— BEGIN TASK INPUT —
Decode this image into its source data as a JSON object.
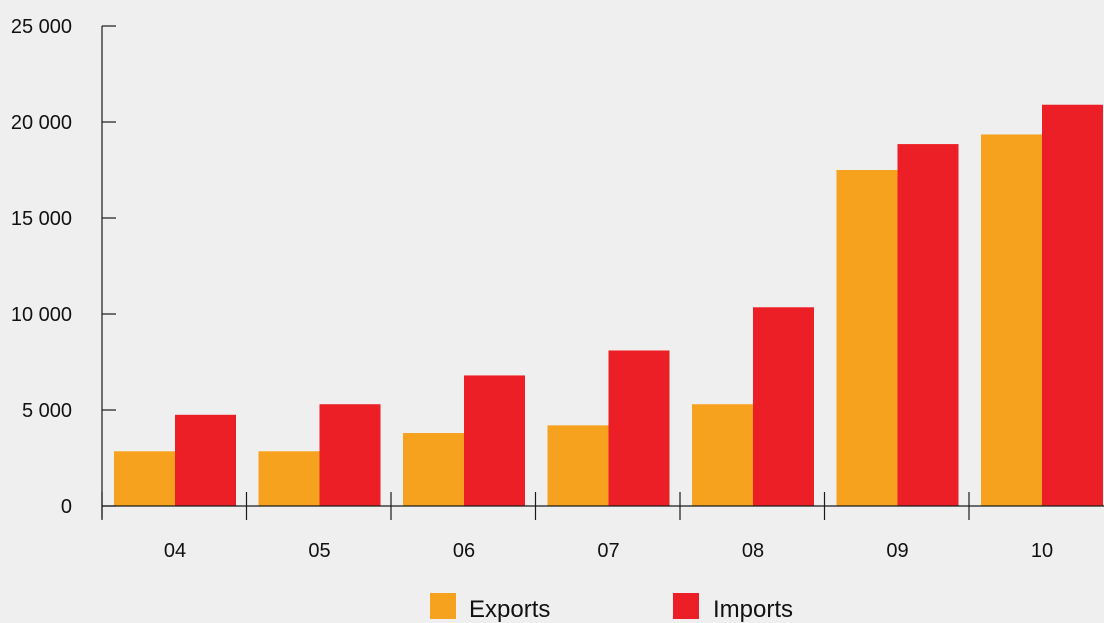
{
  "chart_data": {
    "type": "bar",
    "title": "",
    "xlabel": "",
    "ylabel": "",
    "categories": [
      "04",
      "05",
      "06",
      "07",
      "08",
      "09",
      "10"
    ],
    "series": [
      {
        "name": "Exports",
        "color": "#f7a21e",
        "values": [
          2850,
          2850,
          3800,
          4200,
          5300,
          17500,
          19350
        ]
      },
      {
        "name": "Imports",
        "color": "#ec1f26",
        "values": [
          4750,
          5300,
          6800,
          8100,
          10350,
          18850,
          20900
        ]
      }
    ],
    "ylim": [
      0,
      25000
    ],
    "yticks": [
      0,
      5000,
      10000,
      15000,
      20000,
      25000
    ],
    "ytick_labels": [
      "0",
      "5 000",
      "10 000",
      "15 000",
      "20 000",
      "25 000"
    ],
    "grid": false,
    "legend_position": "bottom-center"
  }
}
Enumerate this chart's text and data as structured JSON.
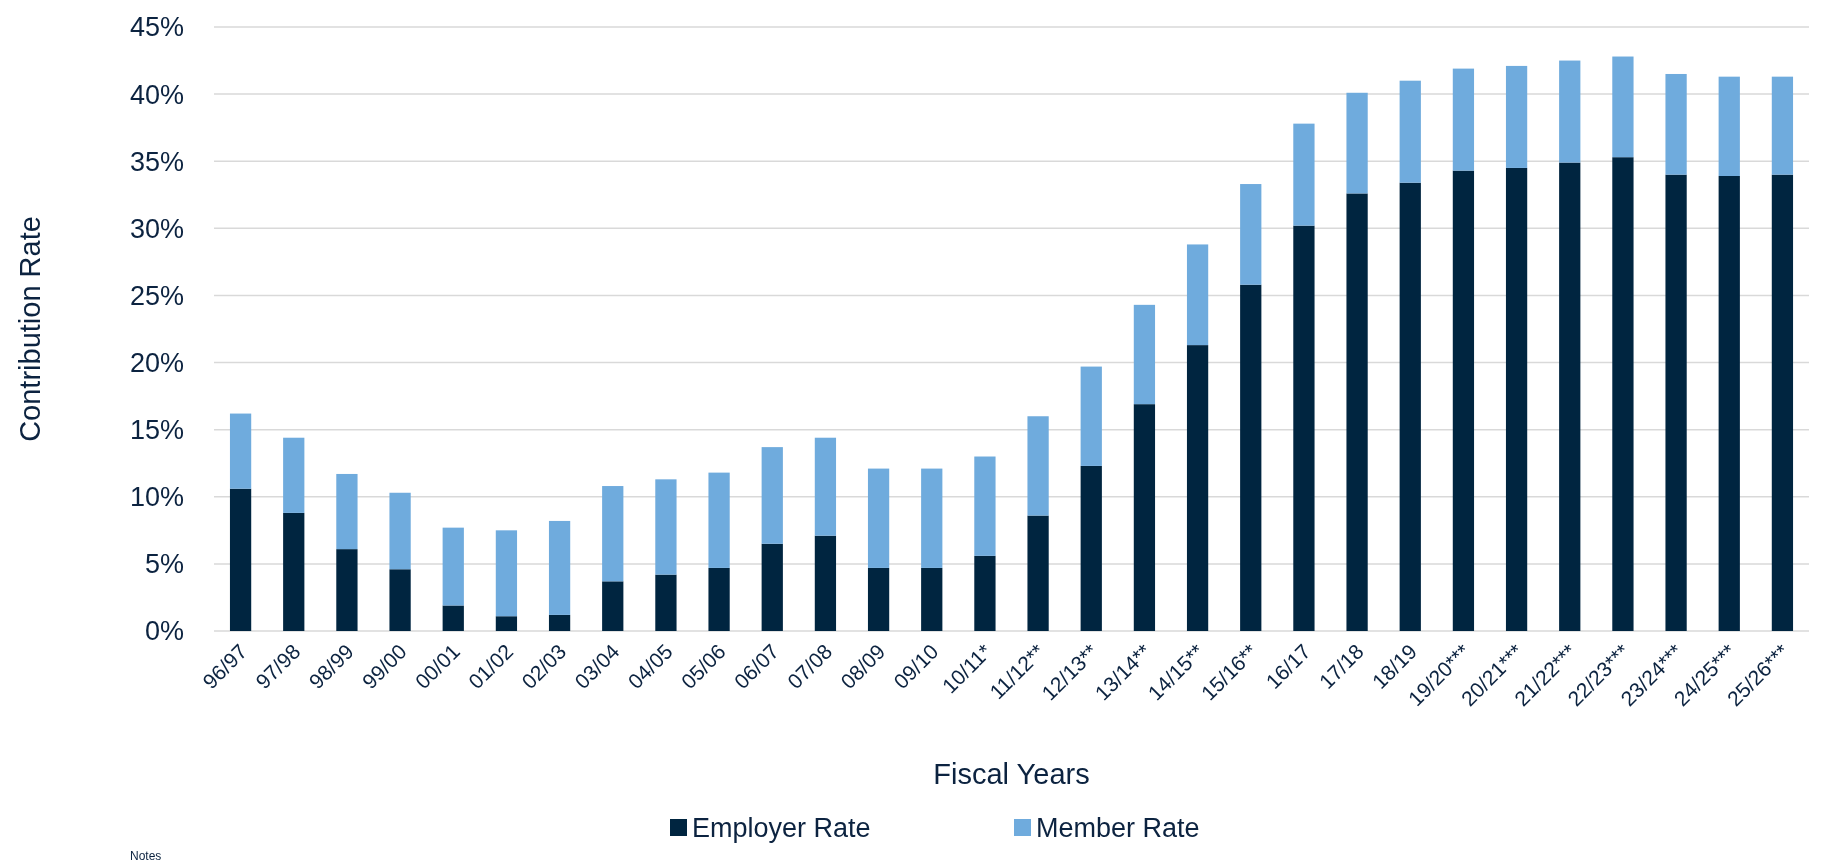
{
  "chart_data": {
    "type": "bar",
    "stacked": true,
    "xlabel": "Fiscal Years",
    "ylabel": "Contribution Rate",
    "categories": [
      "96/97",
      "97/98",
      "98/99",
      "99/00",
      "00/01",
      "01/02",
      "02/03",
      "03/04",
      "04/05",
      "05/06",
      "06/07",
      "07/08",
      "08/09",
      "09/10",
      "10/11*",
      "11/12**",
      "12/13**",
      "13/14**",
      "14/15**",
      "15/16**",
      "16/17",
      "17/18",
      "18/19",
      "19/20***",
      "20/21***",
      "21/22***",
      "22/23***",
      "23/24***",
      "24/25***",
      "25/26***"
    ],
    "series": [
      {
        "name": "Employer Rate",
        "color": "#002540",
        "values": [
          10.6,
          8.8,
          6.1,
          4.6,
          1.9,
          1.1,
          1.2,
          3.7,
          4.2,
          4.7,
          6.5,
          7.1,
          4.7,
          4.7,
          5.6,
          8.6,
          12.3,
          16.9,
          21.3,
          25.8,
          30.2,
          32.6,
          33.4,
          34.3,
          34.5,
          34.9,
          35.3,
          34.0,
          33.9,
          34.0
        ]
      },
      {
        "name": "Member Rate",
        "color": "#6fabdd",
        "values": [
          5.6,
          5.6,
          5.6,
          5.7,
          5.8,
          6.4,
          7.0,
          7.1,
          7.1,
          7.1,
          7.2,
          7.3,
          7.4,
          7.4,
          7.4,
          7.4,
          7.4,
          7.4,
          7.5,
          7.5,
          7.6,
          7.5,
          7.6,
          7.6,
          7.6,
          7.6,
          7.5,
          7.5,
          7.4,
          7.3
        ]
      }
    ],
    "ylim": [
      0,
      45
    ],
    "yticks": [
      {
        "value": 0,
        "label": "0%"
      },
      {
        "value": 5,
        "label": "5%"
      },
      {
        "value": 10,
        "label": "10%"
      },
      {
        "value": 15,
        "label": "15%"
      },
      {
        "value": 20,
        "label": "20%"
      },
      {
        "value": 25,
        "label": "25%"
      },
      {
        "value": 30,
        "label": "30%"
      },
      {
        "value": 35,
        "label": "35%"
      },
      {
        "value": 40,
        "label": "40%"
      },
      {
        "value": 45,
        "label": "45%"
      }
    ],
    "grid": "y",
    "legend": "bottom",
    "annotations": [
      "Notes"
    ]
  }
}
— END TASK INPUT —
— BEGIN TASK INPUT —
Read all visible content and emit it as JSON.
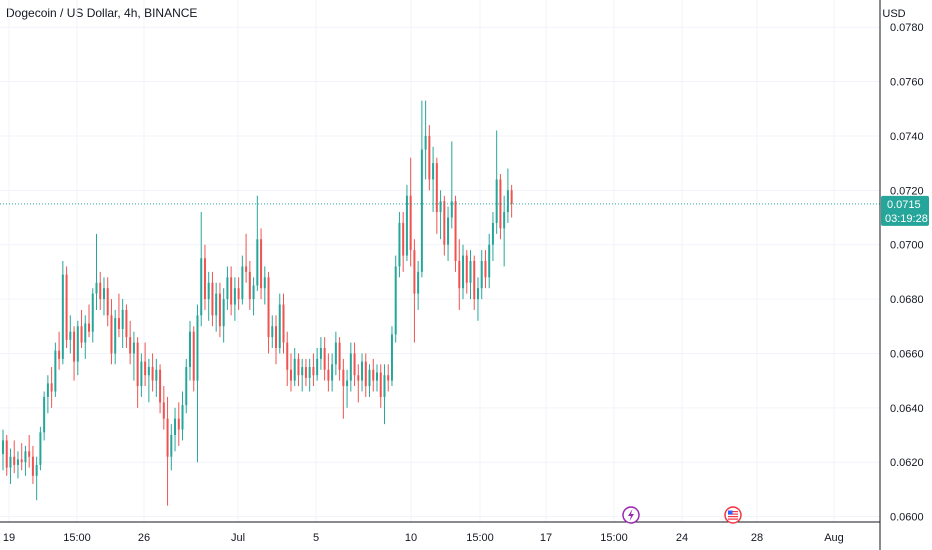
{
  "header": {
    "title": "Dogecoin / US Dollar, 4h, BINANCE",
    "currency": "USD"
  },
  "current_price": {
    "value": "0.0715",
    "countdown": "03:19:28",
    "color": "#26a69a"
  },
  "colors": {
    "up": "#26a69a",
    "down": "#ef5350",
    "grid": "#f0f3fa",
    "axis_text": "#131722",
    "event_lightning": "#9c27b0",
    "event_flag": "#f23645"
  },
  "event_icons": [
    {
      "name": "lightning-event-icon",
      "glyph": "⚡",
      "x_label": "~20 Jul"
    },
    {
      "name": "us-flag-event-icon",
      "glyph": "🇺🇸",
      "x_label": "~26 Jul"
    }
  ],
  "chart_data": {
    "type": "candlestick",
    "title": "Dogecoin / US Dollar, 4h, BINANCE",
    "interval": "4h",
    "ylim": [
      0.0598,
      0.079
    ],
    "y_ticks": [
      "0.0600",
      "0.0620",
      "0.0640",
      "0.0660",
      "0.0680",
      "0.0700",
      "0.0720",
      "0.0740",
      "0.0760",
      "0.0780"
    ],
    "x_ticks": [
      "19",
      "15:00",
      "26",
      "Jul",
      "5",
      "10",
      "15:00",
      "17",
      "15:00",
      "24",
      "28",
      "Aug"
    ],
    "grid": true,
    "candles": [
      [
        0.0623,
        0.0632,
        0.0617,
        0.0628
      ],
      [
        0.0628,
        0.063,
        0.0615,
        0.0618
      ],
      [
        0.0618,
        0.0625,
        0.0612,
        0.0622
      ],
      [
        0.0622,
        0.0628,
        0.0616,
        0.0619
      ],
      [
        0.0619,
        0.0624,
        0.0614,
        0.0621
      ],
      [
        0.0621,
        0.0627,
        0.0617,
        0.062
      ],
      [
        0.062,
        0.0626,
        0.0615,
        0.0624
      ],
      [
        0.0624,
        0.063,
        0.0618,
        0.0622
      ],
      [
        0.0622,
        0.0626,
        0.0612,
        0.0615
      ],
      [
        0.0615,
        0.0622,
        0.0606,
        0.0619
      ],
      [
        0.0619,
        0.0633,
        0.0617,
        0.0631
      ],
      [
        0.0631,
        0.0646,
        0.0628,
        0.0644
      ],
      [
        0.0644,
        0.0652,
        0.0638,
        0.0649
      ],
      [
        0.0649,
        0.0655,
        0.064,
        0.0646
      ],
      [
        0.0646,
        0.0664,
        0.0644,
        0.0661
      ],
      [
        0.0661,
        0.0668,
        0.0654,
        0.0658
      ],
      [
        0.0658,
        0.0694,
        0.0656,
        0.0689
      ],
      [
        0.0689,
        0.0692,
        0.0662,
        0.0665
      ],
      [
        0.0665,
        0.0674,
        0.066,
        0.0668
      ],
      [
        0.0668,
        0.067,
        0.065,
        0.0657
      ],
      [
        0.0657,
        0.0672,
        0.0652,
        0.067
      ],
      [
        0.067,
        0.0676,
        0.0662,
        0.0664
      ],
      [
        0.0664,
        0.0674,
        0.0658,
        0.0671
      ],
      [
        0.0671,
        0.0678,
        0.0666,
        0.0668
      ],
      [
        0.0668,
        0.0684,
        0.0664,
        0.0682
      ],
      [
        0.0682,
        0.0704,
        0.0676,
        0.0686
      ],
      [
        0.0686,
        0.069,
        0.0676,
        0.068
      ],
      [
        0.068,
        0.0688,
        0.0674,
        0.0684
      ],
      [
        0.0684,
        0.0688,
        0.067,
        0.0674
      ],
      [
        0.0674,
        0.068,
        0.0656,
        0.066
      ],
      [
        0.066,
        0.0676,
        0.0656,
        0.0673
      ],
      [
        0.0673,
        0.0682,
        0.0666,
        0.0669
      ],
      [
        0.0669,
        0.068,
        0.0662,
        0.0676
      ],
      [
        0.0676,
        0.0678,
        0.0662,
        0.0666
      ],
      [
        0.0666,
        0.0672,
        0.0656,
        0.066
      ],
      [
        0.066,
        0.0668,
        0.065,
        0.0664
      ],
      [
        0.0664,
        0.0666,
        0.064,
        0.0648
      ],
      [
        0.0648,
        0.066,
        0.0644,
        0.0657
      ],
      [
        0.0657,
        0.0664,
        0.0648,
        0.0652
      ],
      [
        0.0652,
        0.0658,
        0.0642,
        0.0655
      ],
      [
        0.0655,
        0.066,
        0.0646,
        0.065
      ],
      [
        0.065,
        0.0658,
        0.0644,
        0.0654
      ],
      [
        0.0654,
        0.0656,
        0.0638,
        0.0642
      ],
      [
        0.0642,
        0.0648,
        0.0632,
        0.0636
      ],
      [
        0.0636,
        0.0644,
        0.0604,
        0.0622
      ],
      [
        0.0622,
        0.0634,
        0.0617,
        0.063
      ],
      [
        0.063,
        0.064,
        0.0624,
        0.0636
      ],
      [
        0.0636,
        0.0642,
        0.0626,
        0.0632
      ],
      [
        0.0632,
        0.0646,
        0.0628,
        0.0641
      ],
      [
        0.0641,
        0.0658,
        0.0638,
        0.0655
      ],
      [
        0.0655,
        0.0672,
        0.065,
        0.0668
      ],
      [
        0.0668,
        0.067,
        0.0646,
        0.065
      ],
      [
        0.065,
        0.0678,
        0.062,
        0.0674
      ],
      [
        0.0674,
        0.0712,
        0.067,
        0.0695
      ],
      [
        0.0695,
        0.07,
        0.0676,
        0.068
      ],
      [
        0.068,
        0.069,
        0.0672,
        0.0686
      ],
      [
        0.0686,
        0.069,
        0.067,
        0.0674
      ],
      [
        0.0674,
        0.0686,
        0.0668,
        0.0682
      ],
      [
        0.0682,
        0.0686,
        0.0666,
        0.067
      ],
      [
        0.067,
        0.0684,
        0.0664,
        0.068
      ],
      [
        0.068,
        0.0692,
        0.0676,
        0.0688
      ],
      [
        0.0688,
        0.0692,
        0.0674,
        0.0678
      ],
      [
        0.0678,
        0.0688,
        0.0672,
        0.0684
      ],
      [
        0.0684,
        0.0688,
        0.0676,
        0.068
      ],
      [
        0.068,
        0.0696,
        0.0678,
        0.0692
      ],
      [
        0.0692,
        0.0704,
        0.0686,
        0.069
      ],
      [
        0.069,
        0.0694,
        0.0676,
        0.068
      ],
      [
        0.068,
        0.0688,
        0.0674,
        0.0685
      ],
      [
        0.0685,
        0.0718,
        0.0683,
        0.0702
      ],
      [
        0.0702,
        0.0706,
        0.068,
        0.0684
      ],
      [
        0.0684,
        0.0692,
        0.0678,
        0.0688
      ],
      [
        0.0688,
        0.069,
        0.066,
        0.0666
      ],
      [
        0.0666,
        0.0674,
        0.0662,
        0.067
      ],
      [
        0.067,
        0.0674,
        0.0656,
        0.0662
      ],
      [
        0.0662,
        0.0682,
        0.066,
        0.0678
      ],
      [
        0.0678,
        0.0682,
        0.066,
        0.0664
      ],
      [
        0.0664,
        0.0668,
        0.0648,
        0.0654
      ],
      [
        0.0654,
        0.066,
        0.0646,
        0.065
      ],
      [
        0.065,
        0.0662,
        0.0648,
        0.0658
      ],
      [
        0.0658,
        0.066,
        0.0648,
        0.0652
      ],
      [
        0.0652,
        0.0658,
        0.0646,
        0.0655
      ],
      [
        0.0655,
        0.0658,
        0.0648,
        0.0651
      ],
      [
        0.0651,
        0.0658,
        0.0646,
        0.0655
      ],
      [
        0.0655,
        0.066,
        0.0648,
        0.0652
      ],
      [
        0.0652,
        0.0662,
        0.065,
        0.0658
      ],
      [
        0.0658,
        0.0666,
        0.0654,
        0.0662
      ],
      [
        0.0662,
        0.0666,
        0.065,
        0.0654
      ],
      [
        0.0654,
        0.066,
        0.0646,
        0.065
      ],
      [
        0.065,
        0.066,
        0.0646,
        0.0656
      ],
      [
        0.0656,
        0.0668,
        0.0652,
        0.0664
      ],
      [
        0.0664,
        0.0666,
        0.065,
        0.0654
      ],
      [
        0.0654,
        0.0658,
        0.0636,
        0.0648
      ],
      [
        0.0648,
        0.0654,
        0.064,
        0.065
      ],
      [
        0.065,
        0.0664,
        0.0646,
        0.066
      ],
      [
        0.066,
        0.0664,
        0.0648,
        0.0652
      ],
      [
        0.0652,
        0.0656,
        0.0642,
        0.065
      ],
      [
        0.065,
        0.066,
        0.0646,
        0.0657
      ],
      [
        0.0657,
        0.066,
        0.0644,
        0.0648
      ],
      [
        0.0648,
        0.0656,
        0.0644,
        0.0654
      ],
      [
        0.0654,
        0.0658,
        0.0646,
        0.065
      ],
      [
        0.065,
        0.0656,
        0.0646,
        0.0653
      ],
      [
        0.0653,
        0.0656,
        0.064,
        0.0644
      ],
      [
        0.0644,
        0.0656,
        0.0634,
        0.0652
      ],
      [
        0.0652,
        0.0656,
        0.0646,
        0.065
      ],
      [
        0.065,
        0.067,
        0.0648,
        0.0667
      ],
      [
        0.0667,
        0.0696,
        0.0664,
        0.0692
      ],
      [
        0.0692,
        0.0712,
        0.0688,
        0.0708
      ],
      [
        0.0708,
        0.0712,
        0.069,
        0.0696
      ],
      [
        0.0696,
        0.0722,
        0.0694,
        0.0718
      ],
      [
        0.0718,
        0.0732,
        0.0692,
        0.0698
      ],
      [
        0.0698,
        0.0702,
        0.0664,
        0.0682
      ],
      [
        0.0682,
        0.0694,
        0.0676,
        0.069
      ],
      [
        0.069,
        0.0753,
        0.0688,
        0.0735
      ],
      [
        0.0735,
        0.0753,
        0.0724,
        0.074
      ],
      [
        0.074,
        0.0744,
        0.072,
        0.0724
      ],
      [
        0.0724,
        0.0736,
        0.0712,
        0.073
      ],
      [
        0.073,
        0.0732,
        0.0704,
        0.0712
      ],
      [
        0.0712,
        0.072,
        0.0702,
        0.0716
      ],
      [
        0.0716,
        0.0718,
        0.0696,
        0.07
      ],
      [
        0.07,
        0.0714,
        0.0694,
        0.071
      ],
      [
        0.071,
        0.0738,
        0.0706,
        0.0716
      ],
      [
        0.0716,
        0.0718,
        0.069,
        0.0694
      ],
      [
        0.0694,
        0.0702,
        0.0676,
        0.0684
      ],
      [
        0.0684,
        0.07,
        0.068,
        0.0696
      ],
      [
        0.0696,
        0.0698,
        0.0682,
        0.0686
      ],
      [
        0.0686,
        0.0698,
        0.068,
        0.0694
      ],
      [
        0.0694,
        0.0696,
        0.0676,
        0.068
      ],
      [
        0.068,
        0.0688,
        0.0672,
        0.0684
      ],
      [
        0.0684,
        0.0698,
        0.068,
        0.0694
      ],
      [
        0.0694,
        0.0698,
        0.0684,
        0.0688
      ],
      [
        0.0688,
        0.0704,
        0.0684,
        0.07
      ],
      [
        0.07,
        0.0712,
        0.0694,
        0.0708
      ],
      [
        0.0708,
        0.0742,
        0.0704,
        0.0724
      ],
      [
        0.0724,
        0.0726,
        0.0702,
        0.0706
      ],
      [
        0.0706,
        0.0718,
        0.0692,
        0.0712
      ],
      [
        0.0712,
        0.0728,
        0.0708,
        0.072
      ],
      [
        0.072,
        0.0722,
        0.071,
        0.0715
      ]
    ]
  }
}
— END TASK INPUT —
STATED GOAL:
Where a line holds "this", copy it out.

OUTPUT OF THE EXERCISE:
Decode this image into its source data as a JSON object.
Enumerate this chart's text and data as structured JSON.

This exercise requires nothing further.